- Exercise details:
Copy out all lines with the word "this" in them.

Saved entries:
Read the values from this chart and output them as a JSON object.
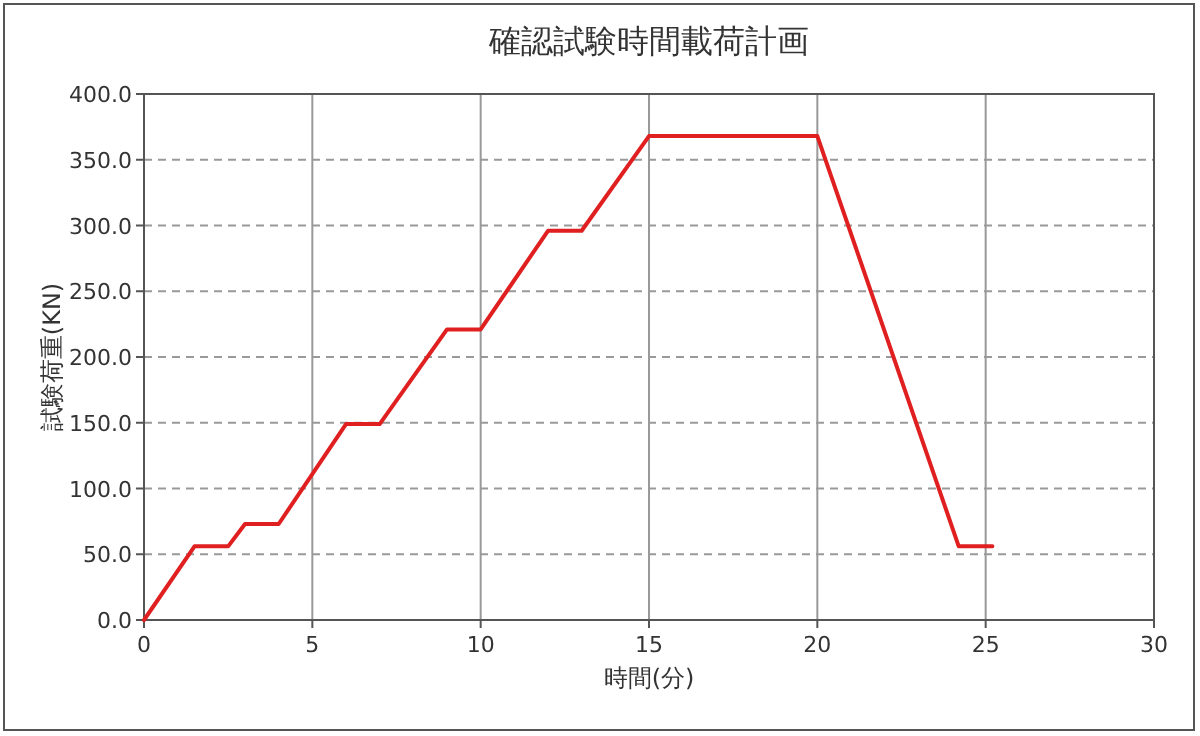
{
  "chart_data": {
    "type": "line",
    "title": "確認試験時間載荷計画",
    "xlabel": "時間(分)",
    "ylabel": "試験荷重(KN)",
    "x": [
      0,
      1.5,
      2.5,
      3,
      4,
      6,
      7,
      9,
      10,
      12,
      13,
      15,
      20,
      24.2,
      25.2
    ],
    "series": [
      {
        "color": "#e02020",
        "values": [
          0,
          56,
          56,
          73,
          73,
          149,
          149,
          221,
          221,
          296,
          296,
          368,
          368,
          56,
          56
        ]
      }
    ],
    "xlim": [
      0,
      30
    ],
    "xticks": [
      0,
      5,
      10,
      15,
      20,
      25,
      30
    ],
    "ylim": [
      0,
      400
    ],
    "yticks": [
      {
        "value": 0,
        "label": "0.0"
      },
      {
        "value": 50,
        "label": "50.0"
      },
      {
        "value": 100,
        "label": "100.0"
      },
      {
        "value": 150,
        "label": "150.0"
      },
      {
        "value": 200,
        "label": "200.0"
      },
      {
        "value": 250,
        "label": "250.0"
      },
      {
        "value": 300,
        "label": "300.0"
      },
      {
        "value": 350,
        "label": "350.0"
      },
      {
        "value": 400,
        "label": "400.0"
      }
    ],
    "grid": true,
    "marker": "none",
    "line_style": "solid"
  }
}
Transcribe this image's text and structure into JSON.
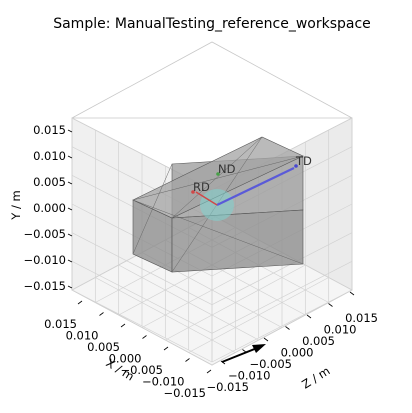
{
  "chart_data": {
    "type": "3d-scatter",
    "title": "Sample: ManualTesting_reference_workspace",
    "xlabel": "X / m",
    "ylabel": "Y / m",
    "zlabel": "Z / m",
    "y_ticks": [
      "0.015",
      "0.010",
      "0.005",
      "0.000",
      "−0.005",
      "−0.010",
      "−0.015"
    ],
    "x_ticks": [
      "0.015",
      "0.010",
      "0.005",
      "0.000",
      "−0.005",
      "−0.010",
      "−0.015"
    ],
    "z_ticks": [
      "−0.015",
      "−0.010",
      "−0.005",
      "0.000",
      "0.005",
      "0.010",
      "0.015"
    ],
    "ylim": [
      -0.015,
      0.015
    ],
    "xlim": [
      -0.015,
      0.015
    ],
    "zlim": [
      -0.015,
      0.015
    ],
    "grid": true,
    "markers": [
      {
        "label": "RD",
        "color": "#d04848"
      },
      {
        "label": "ND",
        "color": "#48a048"
      },
      {
        "label": "TD",
        "color": "#4848d0"
      }
    ],
    "colors": {
      "box_fill": "#8a8a8a",
      "sphere": "#7fd4d0",
      "pane": "#f2f2f2",
      "grid": "#d0d0d0"
    }
  }
}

- Exercise answer:
Read the values from this chart and output them as a JSON object.
Transcribe this image's text and structure into JSON.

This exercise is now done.